Extract:
^^^^
Roundup: No appetite for back pay

With parliament resuming this week, all attention is on whether or not Senator Mike Duffy will resume his duties. After all, there have been a few signs of activity in his office, with computers being updated and such, but there remains a question as to whether his health will allow it, but we’ll see. As for the question as to whether he will be getting any back pay for his time suspended without it, well, senior senators are not so keen. In fact, the phrase “no appetite” is continually used, and they are quick to point to the fact that the Senate’s internal discipline – which the suspension was part of – was based on the Deloitte audits and not criminal findings of guilt or innocence, thus his acquittal by the courts makes it largely an irrelevant issue as far as they’re concerned. I would also add that should Duffy decide to press the issue, well, there are a few well-placed senators who around this issue who are known to leak things to the media, and who will undoubtedly start doing so about any other skeletons in Duffy’s closet that they are aware of. Meanwhile, there remain questions back in PEI about whether Duffy remains qualified to represent the province, as there is still a level of distrust that he is actually a resident (and given that it sounds like he spent the bulk of his time on suspension in Ottawa, well, that doesn’t help matters much). Meanwhile, some Conservative senators are grousing a little bit that Senator Peter Harder isn’t really providing much in the way of answers during regular Senate QP (as opposed to ministerial versions thereof). I think they’re being a bit unfair, considering that he’s been on the job only a couple of weeks and hasn’t yet staffed up his office, nor really had a chance to get proper briefings from the Privy Council Office (because yes, he has been sworn into the Privy Council to take on this job, making him a quasi-minister) on the files that he is likely to be asked about, or had much in the way of a briefing binder prepared, but it does put him on notice that they do expect him to step up his game in the role of “government representative,” particularly when it comes to being the conduit for holding the government to account. These are things that are important, especially as there are no opposition voices in the Commons from Atlantic Canada or the GTA, making the Senate’s role in asking those questions all the more important.
^^^^
Records from a dataset:
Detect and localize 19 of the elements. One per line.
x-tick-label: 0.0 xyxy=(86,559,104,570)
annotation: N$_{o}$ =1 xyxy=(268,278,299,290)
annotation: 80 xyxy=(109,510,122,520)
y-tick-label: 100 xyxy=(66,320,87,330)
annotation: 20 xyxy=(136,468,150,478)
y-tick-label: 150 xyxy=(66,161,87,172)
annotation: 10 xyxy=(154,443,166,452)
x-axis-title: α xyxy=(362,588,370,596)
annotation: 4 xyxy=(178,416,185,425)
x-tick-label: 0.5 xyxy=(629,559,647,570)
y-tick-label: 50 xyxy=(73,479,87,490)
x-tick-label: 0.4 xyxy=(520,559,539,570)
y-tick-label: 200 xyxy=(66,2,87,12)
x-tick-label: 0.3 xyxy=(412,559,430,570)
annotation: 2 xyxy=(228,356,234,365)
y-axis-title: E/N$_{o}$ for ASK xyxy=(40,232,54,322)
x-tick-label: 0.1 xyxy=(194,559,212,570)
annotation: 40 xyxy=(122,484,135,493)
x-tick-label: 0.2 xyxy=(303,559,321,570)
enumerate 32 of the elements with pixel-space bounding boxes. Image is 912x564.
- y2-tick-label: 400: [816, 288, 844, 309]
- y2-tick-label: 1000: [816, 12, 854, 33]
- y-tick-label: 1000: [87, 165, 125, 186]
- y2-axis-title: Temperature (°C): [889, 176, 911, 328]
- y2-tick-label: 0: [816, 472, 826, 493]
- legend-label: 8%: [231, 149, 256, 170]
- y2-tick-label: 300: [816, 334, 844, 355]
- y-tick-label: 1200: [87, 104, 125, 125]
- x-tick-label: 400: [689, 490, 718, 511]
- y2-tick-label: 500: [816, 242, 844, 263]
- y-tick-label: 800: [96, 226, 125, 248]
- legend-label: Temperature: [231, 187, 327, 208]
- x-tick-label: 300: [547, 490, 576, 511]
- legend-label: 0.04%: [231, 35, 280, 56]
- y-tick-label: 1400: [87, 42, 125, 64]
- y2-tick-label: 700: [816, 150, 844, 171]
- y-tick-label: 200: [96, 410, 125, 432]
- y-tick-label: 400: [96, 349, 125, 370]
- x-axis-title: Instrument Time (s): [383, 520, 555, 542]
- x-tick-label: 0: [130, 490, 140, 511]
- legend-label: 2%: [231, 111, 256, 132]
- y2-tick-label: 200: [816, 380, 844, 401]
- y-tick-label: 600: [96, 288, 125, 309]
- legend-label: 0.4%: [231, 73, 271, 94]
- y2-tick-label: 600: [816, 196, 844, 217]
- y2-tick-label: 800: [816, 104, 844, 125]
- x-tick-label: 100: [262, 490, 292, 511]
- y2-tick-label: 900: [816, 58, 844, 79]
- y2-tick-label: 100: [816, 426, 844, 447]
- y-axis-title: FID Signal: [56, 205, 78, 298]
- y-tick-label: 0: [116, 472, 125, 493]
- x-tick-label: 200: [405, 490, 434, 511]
^^^^
Exercises to complete:
1) Rewrite the paragraph of the Senate roundup that begins "With parliament resuming this week" as a short bulleted list that keeps its main facts.
2) Continue the Senate roundup, starting after its last sentence.

Results:
1)
- As parliament resumes, attention is on whether Senator Mike Duffy will return to his duties. His office shows some activity, but his health is uncertain.
- Senior senators have "no appetite" for giving him back pay for his suspension. They say the suspension was internal discipline based on the Deloitte audits, not on criminal guilt, so his acquittal is largely irrelevant.
- If Duffy presses the issue, well-placed senators known to leak to the media would likely reveal other skeletons they know of.
- In PEI, people still question whether he is really a resident and qualified to represent the province. Reports that he spent most of his suspension in Ottawa don't help.
- Some Conservative senators complain that Senator Peter Harder gives few answers during regular Senate QP.
- The writer calls this a bit unfair. Harder has been on the job only a couple of weeks, hasn't staffed his office, and hasn't had proper Privy Council Office briefings or a briefing binder. He has been sworn into the Privy Council, which makes him a quasi-minister.
- Still, the complaints put him on notice to step up as "government representative," especially in holding the government to account.
- This matters because the Commons has no opposition voices from Atlantic Canada or the GTA, which makes the Senate's questions all the more important.

2)
Good reads:

  • Justin Trudeau will be in Toronto today to welcome Prince Harry as he makes a stop there to promote next year’s Invictus Games to be hosted there.
  • While at his party’s Quebec-wing AGM over the weekend, Trudeau said that Bombardier talks are ongoing.
  • The mandatory long-form census will start showing up in mailboxes this week.
  • Lisa Raitt confirmed that the government spent $75 million to quietly settle Lac Mégantic compensation claims.
  • The Kitsilano Coast Guard station has re-opened, but doesn’t yet have 24/7 rescue capabilites.
  • The RCMP have modified their recruitment requirements to now allow permanent residents as opposed to just citizens, which may help with visible minority targets.
  • The Communications Security Establishment has been negotiating with the Privacy Commissioner for the past year about how to report privacy breaches they commit.
  • With the move to marijuana legalization comes the warnings about the dangers that edibles pose to children.
  • Competing policy resolutions on same-sex marriage are coming to the Conservative convention.
  • The legacy of harassing GLBT public servants continued well into the 1980s.
  • Aaron Wherry writes about Trudeau and the issue of piplines as political leadership.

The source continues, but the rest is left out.